## Exercise passage
Start of Block
Kenneth H. Dahlberg,American businessman and World War II fighter ace, died from natural causes he was 94.


Kenneth Harry Dahlberg  was an American businessman and highly decorated World War II fighter ace.[1]

(June 30, 1917 – October 4, 2011)

Early life

Born in Saint Paul, Minnesota, Dahlberg grew up on a farm near the village of Wilson, Wisconsin, in St. Croix County, Wisconsin, and attended classes in a one-room schoolhouse for 11 years.[2] During his senior year he moved back to Saint Paul to live with an aunt, in order to graduate from an accredited high school (Harding High School). After graduation in 1935, he worked in the hotel business, starting as a dishwasher and working his way up to food and beverage manager for a hotel chain.[3]

World War II

He was drafted into the army in 1941 and originally desired to become a cook.[citation needed] He eventually became an aviation cadet in the United States Army Air Forces (USAAF), where one of his instructors was future Senator Barry Goldwater.[4] After training, Dahlberg flew the P-47 Thunderbolt and P-51 Mustang with the USAAF 353rd Fighter Squadron, 354th Fighter Group Ninth Air Force in Europe. As a fighter ace, Dahlberg was credited with 14½ aerial victories.[5] He received numerous awards and decorations, including the Distinguished Service Cross for leading a flight of 16 P-47 Thunderbolts (354th) against an attack of 70 German Messerschmitt Bf 109 fighters on December 19, 1944. Dahlberg shot down four enemy planes that day. Dahlberg was shot down three times, the last on February 14, 1945 near Bitburg, and became a Prisoner of War for the final three months of the war.[5] Martin Dardis was one of five GIs who rescued Dahlberg as a POW after the Battle of the Bulge. It wasn't until 1991 that Dardis and the other four GIs were honored with Silver Stars for their heroism in rescuing Dahlberg.
Continuing his military service after the war, Dahlberg served with the Minnesota Air National Guard until 1951.

Business career

Fully expecting to return to the hotel business after the war[citation needed], Dahlberg wound up working for Telex, a company that made hearing aids.[3] In 1948, Dahlberg founded Dahlberg Electronics, a subsidiary of which is the Miracle-Ear hearing aids manufacturer. His company is credited with the first use of the newly invented transistor in a consumer product.[citation needed]By 1959, Miracle-Ear had evolved into a subsidiary of Dahlberg, Inc. with USD 100 million in annual revenues. A national advertising campaign that Dahlberg, Inc ran from 1988 until mid-1993 was subject to charges of false advertising by the Federal Trade Commission, which were settled in 1995 when the company agreed to pay a $2.75 million civil penalty.[6] In the summer of 1993[6] Dahlberg sold his company to Bausch & Lomb for $139 million.[3]
In 1995, Dahlberg started the venture capital firm Carefree Capital, whose investments include the Buffalo Wild Wings restaurant chain.[3] As of 2010, Dahlberg lived in Carefree, Arizona and still piloted a Cessna Citation jet.[5]

Watergate

During the Watergate investigation by Washington Post reporters Bob Woodward and Carl Bernstein, chronicled in All the President's Men, Bernstein traveled to Miami to see Martin Dardis, the head investigator for Dade County District Attorney Richard E. Gerstein. Since most of the Watergate burglars were from Miami, the district attorney's office had launched an investigation. Dardis showed Bernstein a photostatic copy of a cashier's check for $25,000 that had been deposited into the bank account of a real estate firm owned by Bernard Barker, one of the Watergate burglars. The check was drawn on a Boca Raton, Florida, bank and was made out to Kenneth H. Dahlberg. Bernstein telephoned this information to Woodward who was back at the Post in Washington, D.C.
End of Block
## Task to carry out
Please continue the biography of Kenneth H. Dahlberg, picking up right after its final sentence.

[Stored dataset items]
Start of Block
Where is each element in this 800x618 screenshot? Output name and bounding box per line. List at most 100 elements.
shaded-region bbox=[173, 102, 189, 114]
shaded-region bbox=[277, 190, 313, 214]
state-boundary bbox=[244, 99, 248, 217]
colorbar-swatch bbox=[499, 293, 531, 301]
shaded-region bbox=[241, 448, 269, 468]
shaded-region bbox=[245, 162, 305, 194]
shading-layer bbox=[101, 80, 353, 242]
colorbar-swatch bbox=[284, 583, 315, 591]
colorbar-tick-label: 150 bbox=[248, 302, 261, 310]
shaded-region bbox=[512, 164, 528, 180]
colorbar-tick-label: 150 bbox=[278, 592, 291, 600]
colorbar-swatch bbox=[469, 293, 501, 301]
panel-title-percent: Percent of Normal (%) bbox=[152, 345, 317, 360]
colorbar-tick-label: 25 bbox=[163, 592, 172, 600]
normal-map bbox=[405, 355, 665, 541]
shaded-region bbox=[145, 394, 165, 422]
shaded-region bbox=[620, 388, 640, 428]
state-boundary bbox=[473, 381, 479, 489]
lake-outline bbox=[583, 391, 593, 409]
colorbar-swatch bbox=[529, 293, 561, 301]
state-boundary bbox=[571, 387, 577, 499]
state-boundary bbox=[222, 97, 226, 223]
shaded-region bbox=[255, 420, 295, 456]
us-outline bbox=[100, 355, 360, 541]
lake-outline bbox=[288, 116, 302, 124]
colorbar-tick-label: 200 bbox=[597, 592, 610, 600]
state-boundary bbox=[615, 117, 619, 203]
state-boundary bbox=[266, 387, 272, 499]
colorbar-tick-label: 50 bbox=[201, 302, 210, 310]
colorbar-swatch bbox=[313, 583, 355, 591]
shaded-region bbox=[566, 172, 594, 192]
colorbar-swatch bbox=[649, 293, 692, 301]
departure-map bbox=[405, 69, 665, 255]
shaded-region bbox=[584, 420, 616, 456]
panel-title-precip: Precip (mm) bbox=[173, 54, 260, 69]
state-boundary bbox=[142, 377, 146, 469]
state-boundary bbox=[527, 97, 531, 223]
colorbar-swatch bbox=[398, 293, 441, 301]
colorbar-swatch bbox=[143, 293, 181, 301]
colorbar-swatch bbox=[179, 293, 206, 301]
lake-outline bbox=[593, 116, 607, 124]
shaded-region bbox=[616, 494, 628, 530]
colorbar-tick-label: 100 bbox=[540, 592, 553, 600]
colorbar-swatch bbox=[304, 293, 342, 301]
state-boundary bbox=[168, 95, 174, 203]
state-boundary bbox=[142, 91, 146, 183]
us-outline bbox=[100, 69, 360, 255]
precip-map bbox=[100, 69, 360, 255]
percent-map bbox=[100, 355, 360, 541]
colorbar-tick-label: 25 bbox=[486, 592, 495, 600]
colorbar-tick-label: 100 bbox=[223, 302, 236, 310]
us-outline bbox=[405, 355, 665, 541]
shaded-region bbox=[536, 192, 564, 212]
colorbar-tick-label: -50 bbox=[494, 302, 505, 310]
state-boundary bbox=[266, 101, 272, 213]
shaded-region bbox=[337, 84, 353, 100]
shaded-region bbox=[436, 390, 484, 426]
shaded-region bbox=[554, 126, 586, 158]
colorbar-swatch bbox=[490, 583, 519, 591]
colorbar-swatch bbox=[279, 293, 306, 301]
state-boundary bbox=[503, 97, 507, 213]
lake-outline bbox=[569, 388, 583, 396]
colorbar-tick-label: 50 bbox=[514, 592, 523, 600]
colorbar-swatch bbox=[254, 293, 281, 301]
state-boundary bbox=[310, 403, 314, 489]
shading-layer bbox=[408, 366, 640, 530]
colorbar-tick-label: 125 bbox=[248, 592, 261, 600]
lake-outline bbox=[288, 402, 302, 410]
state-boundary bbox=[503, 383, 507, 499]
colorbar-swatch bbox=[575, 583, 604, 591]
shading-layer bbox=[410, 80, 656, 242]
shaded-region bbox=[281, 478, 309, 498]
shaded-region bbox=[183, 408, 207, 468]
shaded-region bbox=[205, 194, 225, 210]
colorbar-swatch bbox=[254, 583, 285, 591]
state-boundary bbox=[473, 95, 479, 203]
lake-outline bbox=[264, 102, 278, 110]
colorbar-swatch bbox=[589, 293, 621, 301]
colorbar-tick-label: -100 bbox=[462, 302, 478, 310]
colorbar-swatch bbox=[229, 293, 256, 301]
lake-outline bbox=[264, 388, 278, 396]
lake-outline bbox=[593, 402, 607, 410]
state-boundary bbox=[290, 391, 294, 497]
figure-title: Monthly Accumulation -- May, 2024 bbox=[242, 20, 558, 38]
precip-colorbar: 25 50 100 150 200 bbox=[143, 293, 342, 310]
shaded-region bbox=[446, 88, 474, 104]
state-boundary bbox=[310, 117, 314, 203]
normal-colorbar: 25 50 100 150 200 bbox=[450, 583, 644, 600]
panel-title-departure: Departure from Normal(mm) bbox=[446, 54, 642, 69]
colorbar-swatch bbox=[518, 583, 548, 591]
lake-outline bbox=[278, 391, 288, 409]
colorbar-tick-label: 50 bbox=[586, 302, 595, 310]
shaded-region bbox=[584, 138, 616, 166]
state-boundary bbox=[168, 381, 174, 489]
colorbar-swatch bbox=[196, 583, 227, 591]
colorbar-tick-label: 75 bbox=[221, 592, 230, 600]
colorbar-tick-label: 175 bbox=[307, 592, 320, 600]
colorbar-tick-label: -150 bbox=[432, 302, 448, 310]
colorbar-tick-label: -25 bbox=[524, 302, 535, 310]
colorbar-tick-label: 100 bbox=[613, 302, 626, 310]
End of Block
## Written response
Woodward located Dahlberg's telephone number from information and called him[7] at home. At first, Dahlberg did not believe Woodward was actually a reporter. He later called Woodward back and explained that his neighbor, Virginia Piper, had been recently kidnapped[8] and it was an upsetting experience. Dahlberg told Woodward he had the check made out to himself while he was in Florida on business and did not want to carry that much cash around. Dahlberg could not explain how the check got into Barker's bank account but said it was either given to the Committee for the Re-Election of the President or to Maurice Stans.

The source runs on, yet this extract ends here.